## Start DATA RECORDS

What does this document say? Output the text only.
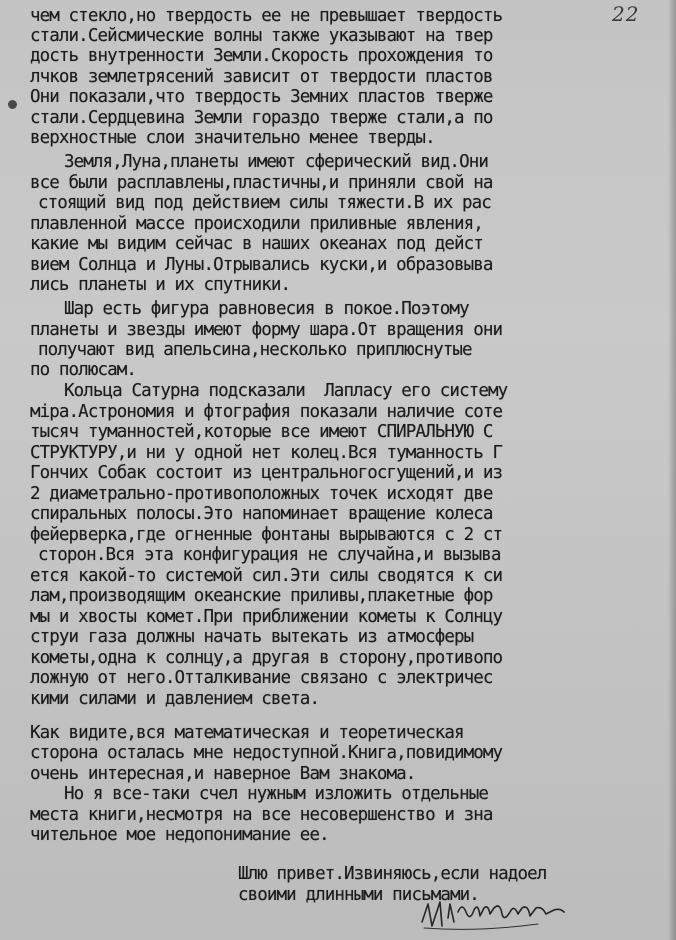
22

чем стекло,но твердость ее не превышает твердость

стали.Сейсмические волны также указывают на твер

дость внутренности Земли.Скорость прохождения то

лчков землетрясений зависит от твердости пластов

Они показали,что твердость Земних пластов тверже

стали.Сердцевина Земли гораздо тверже стали,а по

верхностные слои значительно менее тверды.

Земля,Луна,планеты имеют сферический вид.Они

все были расплавлены,пластичны,и приняли свой на

стоящий вид под действием силы тяжести.В их рас

плавленной массе происходили приливные явления,

какие мы видим сейчас в наших океанах под дейст

вием Солнца и Луны.Отрывались куски,и образовыва

лись планеты и их спутники.

Шар есть фигура равновесия в покое.Поэтому

планеты и звезды имеют форму шара.От вращения они

получают вид апельсина,несколько приплюснутые

по полюсам.

Кольца Сатурна подсказали  Лапласу его систему

міра.Астрономия и фтография показали наличие соте

тысяч туманностей,которые все имеют СПИРАЛЬНУЮ С

СТРУКТУРУ,и ни у одной нет колец.Вся туманность Г

Гончих Собак состоит из центральногосгущений,и из

2 диаметрально-противоположных точек исходят две

спиральных полосы.Это напоминает вращение колеса

фейерверка,где огненные фонтаны вырываются с 2 ст

сторон.Вся эта конфигурация не случайна,и вызыва

ется какой-то системой сил.Эти силы сводятся к си

лам,производящим океанские приливы,плакетные фор

мы и хвосты комет.При приближении кометы к Солнцу

струи газа должны начать вытекать из атмосферы

кометы,одна к солнцу,а другая в сторону,противопо

ложную от него.Отталкивание связано с электричес

кими силами и давлением света.

Как видите,вся математическая и теоретическая

сторона осталась мне недоступной.Книга,повидимому

очень интересная,и наверное Вам знакома.

Но я все-таки счел нужным изложить отдельные

места книги,несмотря на все несовершенство и зна

чительное мое недопонимание ее.

Шлю привет.Извиняюсь,если надоел

своими длинными письмами.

## End DATA RECORDS

## REQUEST:
Each record must be quoted in full and exactly. Do not include the pictures.

## FINAL RESULT:
What does this document say? Output the text only.
22

чем стекло,но твердость ее не превышает твердость

стали.Сейсмические волны также указывают на твер

дость внутренности Земли.Скорость прохождения то

лчков землетрясений зависит от твердости пластов

Они показали,что твердость Земних пластов тверже

стали.Сердцевина Земли гораздо тверже стали,а по

верхностные слои значительно менее тверды.

Земля,Луна,планеты имеют сферический вид.Они

все были расплавлены,пластичны,и приняли свой на

стоящий вид под действием силы тяжести.В их рас

плавленной массе происходили приливные явления,

какие мы видим сейчас в наших океанах под дейст

вием Солнца и Луны.Отрывались куски,и образовыва

лись планеты и их спутники.

Шар есть фигура равновесия в покое.Поэтому

планеты и звезды имеют форму шара.От вращения они

получают вид апельсина,несколько приплюснутые

по полюсам.

Кольца Сатурна подсказали  Лапласу его систему

міра.Астрономия и фтография показали наличие соте

тысяч туманностей,которые все имеют СПИРАЛЬНУЮ С

СТРУКТУРУ,и ни у одной нет колец.Вся туманность Г

Гончих Собак состоит из центральногосгущений,и из

2 диаметрально-противоположных точек исходят две

спиральных полосы.Это напоминает вращение колеса

фейерверка,где огненные фонтаны вырываются с 2 ст

сторон.Вся эта конфигурация не случайна,и вызыва

ется какой-то системой сил.Эти силы сводятся к си

лам,производящим океанские приливы,плакетные фор

мы и хвосты комет.При приближении кометы к Солнцу

струи газа должны начать вытекать из атмосферы

кометы,одна к солнцу,а другая в сторону,противопо

ложную от него.Отталкивание связано с электричес

кими силами и давлением света.

Как видите,вся математическая и теоретическая

сторона осталась мне недоступной.Книга,повидимому

очень интересная,и наверное Вам знакома.

Но я все-таки счел нужным изложить отдельные

места книги,несмотря на все несовершенство и зна

чительное мое недопонимание ее.

Шлю привет.Извиняюсь,если надоел

своими длинными письмами.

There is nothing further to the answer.